What is asked ▸ Repeat all of the data precisely.
— start Information shown —
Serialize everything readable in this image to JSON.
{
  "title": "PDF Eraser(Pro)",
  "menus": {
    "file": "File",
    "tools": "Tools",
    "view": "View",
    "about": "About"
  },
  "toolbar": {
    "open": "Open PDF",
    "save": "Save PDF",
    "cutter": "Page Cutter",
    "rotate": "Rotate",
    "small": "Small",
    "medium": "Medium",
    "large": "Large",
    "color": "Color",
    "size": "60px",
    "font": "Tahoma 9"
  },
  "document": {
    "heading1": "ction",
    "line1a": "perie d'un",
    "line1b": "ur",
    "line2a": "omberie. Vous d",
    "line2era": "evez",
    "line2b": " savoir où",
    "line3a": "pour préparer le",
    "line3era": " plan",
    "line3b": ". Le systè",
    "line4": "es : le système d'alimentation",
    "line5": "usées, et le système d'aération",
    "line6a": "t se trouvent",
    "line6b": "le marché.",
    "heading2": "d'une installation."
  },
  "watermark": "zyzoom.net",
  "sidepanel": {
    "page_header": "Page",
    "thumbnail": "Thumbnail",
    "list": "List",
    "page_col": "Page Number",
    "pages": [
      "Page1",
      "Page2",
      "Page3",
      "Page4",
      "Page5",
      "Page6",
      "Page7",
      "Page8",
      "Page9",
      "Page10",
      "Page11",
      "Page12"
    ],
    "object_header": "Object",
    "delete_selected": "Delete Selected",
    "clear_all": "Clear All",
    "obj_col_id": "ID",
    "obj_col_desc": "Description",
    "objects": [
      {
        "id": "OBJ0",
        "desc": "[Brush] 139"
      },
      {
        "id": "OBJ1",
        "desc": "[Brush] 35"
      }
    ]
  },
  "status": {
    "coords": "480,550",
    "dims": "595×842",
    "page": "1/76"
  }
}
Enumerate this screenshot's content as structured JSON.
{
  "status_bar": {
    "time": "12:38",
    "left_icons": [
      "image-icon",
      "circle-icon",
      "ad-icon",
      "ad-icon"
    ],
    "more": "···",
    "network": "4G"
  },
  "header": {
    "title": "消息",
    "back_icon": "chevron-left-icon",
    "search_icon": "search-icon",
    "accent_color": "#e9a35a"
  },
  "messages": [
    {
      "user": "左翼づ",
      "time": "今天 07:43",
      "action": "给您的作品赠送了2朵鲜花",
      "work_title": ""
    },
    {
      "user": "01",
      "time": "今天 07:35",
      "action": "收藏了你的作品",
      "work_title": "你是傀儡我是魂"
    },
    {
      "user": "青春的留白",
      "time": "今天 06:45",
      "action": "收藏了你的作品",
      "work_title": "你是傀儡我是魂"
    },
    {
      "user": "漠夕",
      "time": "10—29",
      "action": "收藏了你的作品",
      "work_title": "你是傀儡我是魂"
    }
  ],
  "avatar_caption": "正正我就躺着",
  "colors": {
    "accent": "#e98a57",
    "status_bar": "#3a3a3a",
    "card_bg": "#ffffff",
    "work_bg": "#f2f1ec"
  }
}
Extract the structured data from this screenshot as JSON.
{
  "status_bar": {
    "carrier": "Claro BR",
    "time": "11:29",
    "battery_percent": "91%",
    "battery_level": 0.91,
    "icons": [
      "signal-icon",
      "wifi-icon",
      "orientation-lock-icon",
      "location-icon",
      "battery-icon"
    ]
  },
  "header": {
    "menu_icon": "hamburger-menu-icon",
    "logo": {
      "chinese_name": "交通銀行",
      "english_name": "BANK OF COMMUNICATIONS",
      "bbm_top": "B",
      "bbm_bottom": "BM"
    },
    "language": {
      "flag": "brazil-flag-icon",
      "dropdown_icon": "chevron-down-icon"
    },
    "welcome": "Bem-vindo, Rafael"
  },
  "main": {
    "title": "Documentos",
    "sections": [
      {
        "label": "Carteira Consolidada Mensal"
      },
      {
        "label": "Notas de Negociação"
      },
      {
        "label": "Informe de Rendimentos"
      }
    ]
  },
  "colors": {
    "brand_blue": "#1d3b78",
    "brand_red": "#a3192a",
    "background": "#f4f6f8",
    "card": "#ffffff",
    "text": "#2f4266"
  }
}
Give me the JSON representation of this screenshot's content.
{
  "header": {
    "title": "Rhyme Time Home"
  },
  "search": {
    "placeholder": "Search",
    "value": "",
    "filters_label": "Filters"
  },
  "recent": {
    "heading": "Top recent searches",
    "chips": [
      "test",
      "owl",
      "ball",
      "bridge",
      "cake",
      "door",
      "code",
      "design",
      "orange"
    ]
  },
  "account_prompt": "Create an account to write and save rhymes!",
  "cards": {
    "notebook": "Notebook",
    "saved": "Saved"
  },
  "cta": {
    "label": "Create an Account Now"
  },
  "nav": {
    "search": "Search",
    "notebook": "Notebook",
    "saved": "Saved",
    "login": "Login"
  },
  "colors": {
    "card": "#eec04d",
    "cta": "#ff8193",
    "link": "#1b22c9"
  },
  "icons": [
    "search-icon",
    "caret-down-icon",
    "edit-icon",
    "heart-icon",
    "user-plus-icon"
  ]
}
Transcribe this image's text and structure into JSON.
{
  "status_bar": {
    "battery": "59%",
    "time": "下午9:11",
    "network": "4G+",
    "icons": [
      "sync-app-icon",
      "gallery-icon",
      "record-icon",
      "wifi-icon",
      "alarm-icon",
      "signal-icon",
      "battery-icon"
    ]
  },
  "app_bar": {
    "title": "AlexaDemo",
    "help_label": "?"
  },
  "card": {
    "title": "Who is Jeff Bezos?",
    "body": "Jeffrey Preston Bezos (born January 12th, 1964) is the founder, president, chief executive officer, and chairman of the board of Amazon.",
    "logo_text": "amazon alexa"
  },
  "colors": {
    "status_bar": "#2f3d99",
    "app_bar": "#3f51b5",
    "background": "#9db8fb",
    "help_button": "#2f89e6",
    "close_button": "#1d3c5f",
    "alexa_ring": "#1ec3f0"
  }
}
— end Information shown —
Task answer ▸
Serialize everything readable in this image to JSON.
{
  "title": "PDF Eraser(Pro)",
  "menus": {
    "file": "File",
    "tools": "Tools",
    "view": "View",
    "about": "About"
  },
  "toolbar": {
    "open": "Open PDF",
    "save": "Save PDF",
    "cutter": "Page Cutter",
    "rotate": "Rotate",
    "small": "Small",
    "medium": "Medium",
    "large": "Large",
    "color": "Color",
    "size": "60px",
    "font": "Tahoma 9"
  },
  "document": {
    "heading1": "ction",
    "line1a": "perie d'un",
    "line1b": "ur",
    "line2a": "omberie. Vous d",
    "line2era": "evez",
    "line2b": " savoir où",
    "line3a": "pour préparer le",
    "line3era": " plan",
    "line3b": ". Le systè",
    "line4": "es : le système d'alimentation",
    "line5": "usées, et le système d'aération",
    "line6a": "t se trouvent",
    "line6b": "le marché.",
    "heading2": "d'une installation."
  },
  "watermark": "zyzoom.net",
  "sidepanel": {
    "page_header": "Page",
    "thumbnail": "Thumbnail",
    "list": "List",
    "page_col": "Page Number",
    "pages": [
      "Page1",
      "Page2",
      "Page3",
      "Page4",
      "Page5",
      "Page6",
      "Page7",
      "Page8",
      "Page9",
      "Page10",
      "Page11",
      "Page12"
    ],
    "object_header": "Object",
    "delete_selected": "Delete Selected",
    "clear_all": "Clear All",
    "obj_col_id": "ID",
    "obj_col_desc": "Description",
    "objects": [
      {
        "id": "OBJ0",
        "desc": "[Brush] 139"
      },
      {
        "id": "OBJ1",
        "desc": "[Brush] 35"
      }
    ]
  },
  "status": {
    "coords": "480,550",
    "dims": "595×842",
    "page": "1/76"
  }
}
Enumerate this screenshot's content as structured JSON.
{
  "status_bar": {
    "time": "12:38",
    "left_icons": [
      "image-icon",
      "circle-icon",
      "ad-icon",
      "ad-icon"
    ],
    "more": "···",
    "network": "4G"
  },
  "header": {
    "title": "消息",
    "back_icon": "chevron-left-icon",
    "search_icon": "search-icon",
    "accent_color": "#e9a35a"
  },
  "messages": [
    {
      "user": "左翼づ",
      "time": "今天 07:43",
      "action": "给您的作品赠送了2朵鲜花",
      "work_title": ""
    },
    {
      "user": "01",
      "time": "今天 07:35",
      "action": "收藏了你的作品",
      "work_title": "你是傀儡我是魂"
    },
    {
      "user": "青春的留白",
      "time": "今天 06:45",
      "action": "收藏了你的作品",
      "work_title": "你是傀儡我是魂"
    },
    {
      "user": "漠夕",
      "time": "10—29",
      "action": "收藏了你的作品",
      "work_title": "你是傀儡我是魂"
    }
  ],
  "avatar_caption": "正正我就躺着",
  "colors": {
    "accent": "#e98a57",
    "status_bar": "#3a3a3a",
    "card_bg": "#ffffff",
    "work_bg": "#f2f1ec"
  }
}
Extract the structured data from this screenshot as JSON.
{
  "status_bar": {
    "carrier": "Claro BR",
    "time": "11:29",
    "battery_percent": "91%",
    "battery_level": 0.91,
    "icons": [
      "signal-icon",
      "wifi-icon",
      "orientation-lock-icon",
      "location-icon",
      "battery-icon"
    ]
  },
  "header": {
    "menu_icon": "hamburger-menu-icon",
    "logo": {
      "chinese_name": "交通銀行",
      "english_name": "BANK OF COMMUNICATIONS",
      "bbm_top": "B",
      "bbm_bottom": "BM"
    },
    "language": {
      "flag": "brazil-flag-icon",
      "dropdown_icon": "chevron-down-icon"
    },
    "welcome": "Bem-vindo, Rafael"
  },
  "main": {
    "title": "Documentos",
    "sections": [
      {
        "label": "Carteira Consolidada Mensal"
      },
      {
        "label": "Notas de Negociação"
      },
      {
        "label": "Informe de Rendimentos"
      }
    ]
  },
  "colors": {
    "brand_blue": "#1d3b78",
    "brand_red": "#a3192a",
    "background": "#f4f6f8",
    "card": "#ffffff",
    "text": "#2f4266"
  }
}
Give me the JSON representation of this screenshot's content.
{
  "header": {
    "title": "Rhyme Time Home"
  },
  "search": {
    "placeholder": "Search",
    "value": "",
    "filters_label": "Filters"
  },
  "recent": {
    "heading": "Top recent searches",
    "chips": [
      "test",
      "owl",
      "ball",
      "bridge",
      "cake",
      "door",
      "code",
      "design",
      "orange"
    ]
  },
  "account_prompt": "Create an account to write and save rhymes!",
  "cards": {
    "notebook": "Notebook",
    "saved": "Saved"
  },
  "cta": {
    "label": "Create an Account Now"
  },
  "nav": {
    "search": "Search",
    "notebook": "Notebook",
    "saved": "Saved",
    "login": "Login"
  },
  "colors": {
    "card": "#eec04d",
    "cta": "#ff8193",
    "link": "#1b22c9"
  },
  "icons": [
    "search-icon",
    "caret-down-icon",
    "edit-icon",
    "heart-icon",
    "user-plus-icon"
  ]
}
Transcribe this image's text and structure into JSON.
{
  "status_bar": {
    "battery": "59%",
    "time": "下午9:11",
    "network": "4G+",
    "icons": [
      "sync-app-icon",
      "gallery-icon",
      "record-icon",
      "wifi-icon",
      "alarm-icon",
      "signal-icon",
      "battery-icon"
    ]
  },
  "app_bar": {
    "title": "AlexaDemo",
    "help_label": "?"
  },
  "card": {
    "title": "Who is Jeff Bezos?",
    "body": "Jeffrey Preston Bezos (born January 12th, 1964) is the founder, president, chief executive officer, and chairman of the board of Amazon.",
    "logo_text": "amazon alexa"
  },
  "colors": {
    "status_bar": "#2f3d99",
    "app_bar": "#3f51b5",
    "background": "#9db8fb",
    "help_button": "#2f89e6",
    "close_button": "#1d3c5f",
    "alexa_ring": "#1ec3f0"
  }
}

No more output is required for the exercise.